▸ **Exercise details**: Review the lines that follow and copy each one that contains the word "true".

▸ **Data entries**:
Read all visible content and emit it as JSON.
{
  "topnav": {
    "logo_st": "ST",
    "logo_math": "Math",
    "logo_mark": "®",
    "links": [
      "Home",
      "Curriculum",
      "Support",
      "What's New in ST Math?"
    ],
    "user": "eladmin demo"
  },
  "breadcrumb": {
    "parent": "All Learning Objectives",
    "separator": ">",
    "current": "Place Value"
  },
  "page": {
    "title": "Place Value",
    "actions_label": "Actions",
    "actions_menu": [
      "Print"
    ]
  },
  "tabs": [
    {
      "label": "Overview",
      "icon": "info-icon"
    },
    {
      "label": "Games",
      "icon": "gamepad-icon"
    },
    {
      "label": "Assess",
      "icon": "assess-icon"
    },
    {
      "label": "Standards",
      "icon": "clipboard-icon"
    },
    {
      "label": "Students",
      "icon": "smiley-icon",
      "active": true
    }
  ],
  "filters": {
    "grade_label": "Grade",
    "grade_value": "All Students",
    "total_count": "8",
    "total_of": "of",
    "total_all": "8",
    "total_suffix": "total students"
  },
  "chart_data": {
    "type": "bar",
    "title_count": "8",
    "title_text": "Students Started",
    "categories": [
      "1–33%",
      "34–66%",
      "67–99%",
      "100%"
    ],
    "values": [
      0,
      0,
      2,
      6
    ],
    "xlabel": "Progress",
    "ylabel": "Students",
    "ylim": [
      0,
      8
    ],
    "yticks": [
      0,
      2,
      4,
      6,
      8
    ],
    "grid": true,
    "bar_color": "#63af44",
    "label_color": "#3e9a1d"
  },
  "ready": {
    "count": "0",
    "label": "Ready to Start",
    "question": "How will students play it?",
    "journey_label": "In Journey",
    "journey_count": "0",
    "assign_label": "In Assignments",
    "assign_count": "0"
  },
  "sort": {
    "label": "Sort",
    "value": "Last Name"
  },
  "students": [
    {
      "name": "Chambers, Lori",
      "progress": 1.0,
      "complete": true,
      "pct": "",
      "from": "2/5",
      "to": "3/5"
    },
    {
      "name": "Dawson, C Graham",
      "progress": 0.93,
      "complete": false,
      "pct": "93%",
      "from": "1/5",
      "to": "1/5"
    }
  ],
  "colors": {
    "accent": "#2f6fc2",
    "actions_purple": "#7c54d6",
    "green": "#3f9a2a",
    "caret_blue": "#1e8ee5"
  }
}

* * *

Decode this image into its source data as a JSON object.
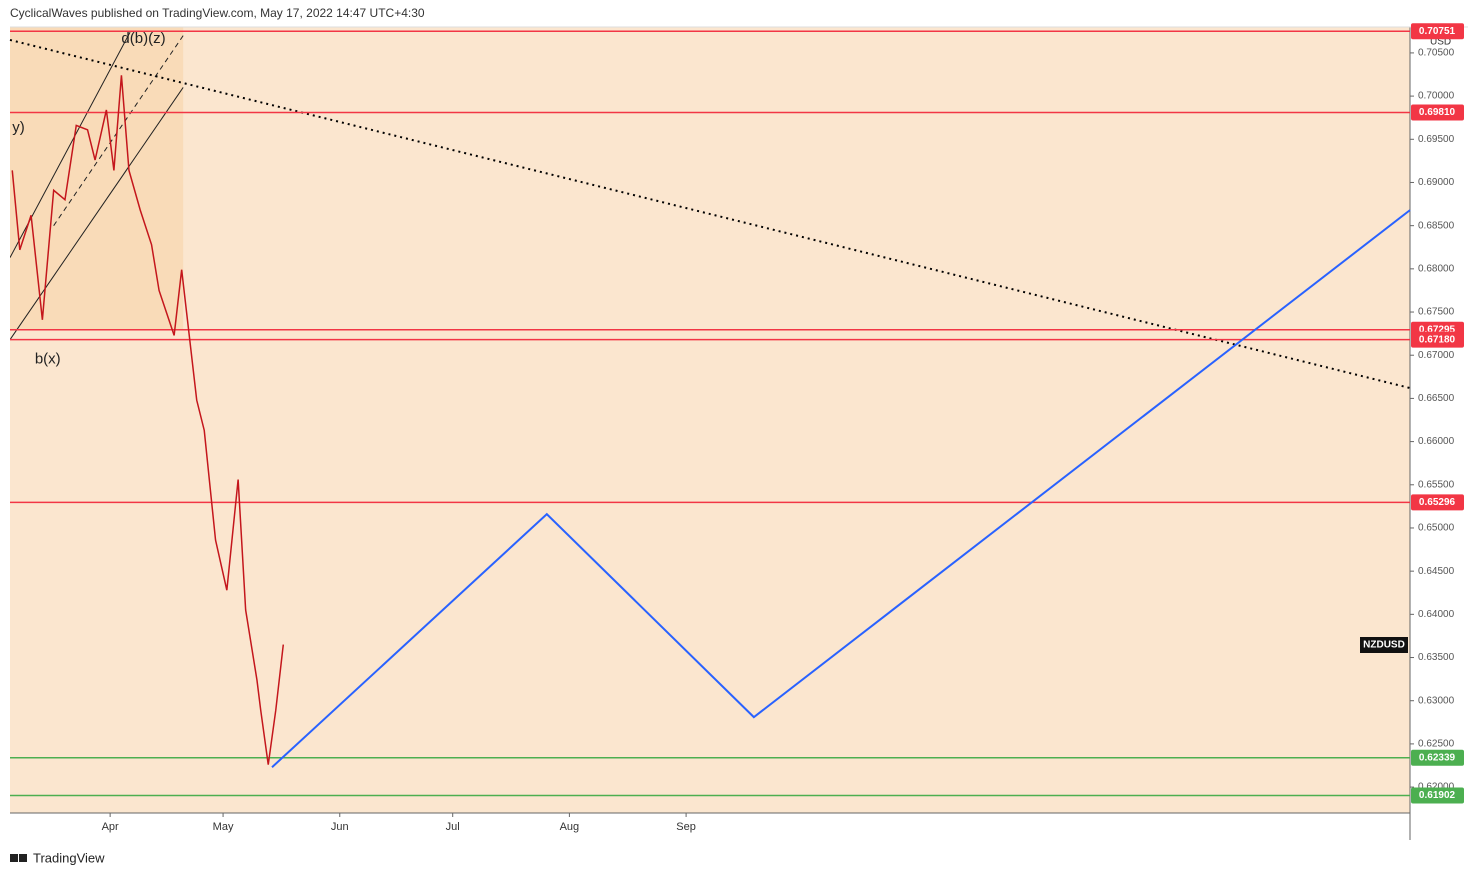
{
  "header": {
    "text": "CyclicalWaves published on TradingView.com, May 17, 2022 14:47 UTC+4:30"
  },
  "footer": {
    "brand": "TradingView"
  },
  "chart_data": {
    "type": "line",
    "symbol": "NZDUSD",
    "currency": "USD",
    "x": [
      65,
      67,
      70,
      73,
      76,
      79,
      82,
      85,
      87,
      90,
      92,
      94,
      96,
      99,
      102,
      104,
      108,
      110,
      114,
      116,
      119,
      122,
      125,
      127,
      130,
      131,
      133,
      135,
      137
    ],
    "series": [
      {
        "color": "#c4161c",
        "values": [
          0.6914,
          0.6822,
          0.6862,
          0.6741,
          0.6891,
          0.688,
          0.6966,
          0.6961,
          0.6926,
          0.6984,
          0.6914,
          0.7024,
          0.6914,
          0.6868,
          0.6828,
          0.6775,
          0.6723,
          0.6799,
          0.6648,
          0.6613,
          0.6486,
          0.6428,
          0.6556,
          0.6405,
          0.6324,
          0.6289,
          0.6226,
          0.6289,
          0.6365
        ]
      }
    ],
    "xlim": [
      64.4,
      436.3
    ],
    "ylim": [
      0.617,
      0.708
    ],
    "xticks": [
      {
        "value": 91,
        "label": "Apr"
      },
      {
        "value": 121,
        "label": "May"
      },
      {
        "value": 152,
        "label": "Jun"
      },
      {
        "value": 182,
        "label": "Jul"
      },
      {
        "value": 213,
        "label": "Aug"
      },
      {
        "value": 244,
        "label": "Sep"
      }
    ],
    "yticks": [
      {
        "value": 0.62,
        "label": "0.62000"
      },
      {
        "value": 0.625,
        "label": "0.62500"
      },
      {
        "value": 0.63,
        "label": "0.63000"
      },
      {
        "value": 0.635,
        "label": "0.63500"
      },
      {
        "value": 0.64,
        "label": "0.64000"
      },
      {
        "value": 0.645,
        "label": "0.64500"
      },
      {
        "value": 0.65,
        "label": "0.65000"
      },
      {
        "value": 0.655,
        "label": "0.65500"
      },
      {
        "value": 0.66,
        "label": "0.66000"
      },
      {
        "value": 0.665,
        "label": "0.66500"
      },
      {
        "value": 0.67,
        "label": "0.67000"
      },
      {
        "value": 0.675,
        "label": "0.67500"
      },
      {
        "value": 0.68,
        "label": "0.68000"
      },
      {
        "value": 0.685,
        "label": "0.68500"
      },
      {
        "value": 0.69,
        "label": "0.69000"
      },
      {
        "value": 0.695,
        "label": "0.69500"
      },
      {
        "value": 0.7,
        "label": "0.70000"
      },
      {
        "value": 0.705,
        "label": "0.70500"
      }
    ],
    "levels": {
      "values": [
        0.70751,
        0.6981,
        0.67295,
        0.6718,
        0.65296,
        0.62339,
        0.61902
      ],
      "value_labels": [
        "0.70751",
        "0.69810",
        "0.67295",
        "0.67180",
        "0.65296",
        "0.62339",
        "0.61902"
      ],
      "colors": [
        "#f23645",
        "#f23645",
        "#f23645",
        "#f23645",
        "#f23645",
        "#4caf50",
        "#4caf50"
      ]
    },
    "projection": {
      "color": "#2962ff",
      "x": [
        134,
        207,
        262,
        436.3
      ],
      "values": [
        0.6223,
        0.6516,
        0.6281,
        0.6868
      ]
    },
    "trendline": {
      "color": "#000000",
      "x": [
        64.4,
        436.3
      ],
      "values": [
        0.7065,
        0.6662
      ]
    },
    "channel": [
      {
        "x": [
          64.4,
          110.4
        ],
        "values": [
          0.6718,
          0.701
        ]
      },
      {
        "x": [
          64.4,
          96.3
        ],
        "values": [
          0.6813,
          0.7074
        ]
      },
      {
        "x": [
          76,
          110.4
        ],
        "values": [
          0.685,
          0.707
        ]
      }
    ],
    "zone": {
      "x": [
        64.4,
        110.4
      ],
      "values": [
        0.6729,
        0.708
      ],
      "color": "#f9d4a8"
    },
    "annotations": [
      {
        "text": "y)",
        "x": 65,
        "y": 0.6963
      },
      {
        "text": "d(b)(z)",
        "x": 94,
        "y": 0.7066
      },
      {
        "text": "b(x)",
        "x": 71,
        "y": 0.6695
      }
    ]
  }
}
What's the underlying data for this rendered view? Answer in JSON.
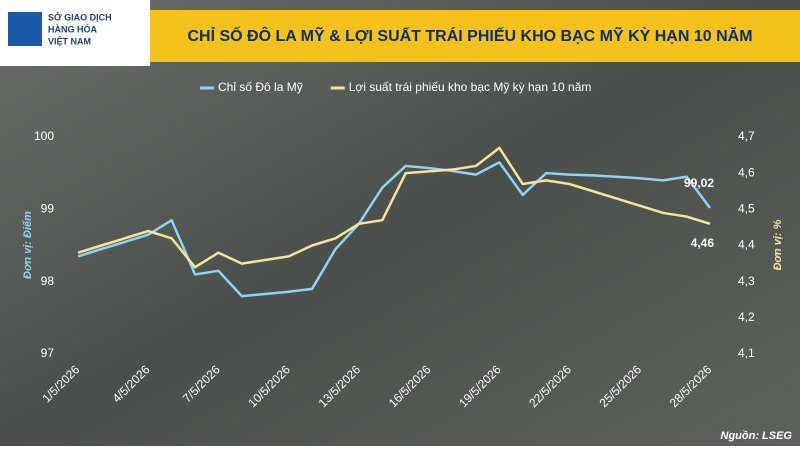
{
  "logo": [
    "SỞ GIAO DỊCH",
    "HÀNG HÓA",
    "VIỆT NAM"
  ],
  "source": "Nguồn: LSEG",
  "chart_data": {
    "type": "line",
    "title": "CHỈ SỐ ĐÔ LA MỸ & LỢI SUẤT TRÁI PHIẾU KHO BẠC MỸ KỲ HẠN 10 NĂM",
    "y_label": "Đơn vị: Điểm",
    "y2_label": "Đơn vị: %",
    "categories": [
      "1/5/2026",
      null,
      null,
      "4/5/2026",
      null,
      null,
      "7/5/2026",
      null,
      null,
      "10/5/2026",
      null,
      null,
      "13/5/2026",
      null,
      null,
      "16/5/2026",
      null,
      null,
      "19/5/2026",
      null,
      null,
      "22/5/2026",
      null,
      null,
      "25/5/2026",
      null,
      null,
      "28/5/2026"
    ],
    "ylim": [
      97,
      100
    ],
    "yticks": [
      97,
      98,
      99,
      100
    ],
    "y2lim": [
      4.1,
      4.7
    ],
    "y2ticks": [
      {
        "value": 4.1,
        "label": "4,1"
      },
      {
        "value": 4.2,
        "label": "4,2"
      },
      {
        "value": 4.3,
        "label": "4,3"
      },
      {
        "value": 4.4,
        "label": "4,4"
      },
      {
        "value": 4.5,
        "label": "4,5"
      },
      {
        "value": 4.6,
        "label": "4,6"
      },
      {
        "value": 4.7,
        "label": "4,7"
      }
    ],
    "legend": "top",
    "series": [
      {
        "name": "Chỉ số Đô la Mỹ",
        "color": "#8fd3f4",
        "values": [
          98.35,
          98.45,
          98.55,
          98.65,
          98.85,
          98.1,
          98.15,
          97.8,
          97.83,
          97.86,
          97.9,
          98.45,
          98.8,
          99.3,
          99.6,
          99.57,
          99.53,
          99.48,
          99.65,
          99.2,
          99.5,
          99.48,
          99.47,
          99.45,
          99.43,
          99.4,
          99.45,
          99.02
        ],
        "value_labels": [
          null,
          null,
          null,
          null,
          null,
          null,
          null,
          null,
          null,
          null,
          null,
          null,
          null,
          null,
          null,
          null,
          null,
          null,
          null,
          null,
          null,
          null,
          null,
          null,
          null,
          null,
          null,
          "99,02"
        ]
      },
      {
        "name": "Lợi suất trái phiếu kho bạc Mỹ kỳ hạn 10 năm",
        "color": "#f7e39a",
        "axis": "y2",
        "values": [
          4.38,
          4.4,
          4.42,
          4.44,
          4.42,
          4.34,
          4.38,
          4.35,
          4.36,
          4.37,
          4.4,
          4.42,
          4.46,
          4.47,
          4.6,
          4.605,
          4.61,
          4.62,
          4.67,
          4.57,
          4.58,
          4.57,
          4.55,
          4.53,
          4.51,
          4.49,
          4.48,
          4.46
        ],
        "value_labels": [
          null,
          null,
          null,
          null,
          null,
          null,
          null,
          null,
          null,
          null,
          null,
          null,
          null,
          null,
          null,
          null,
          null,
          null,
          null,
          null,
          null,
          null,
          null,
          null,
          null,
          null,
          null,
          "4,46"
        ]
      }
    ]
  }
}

▸ **Worked solution**:
      "active": true
    "grid": true,
      "complete": true,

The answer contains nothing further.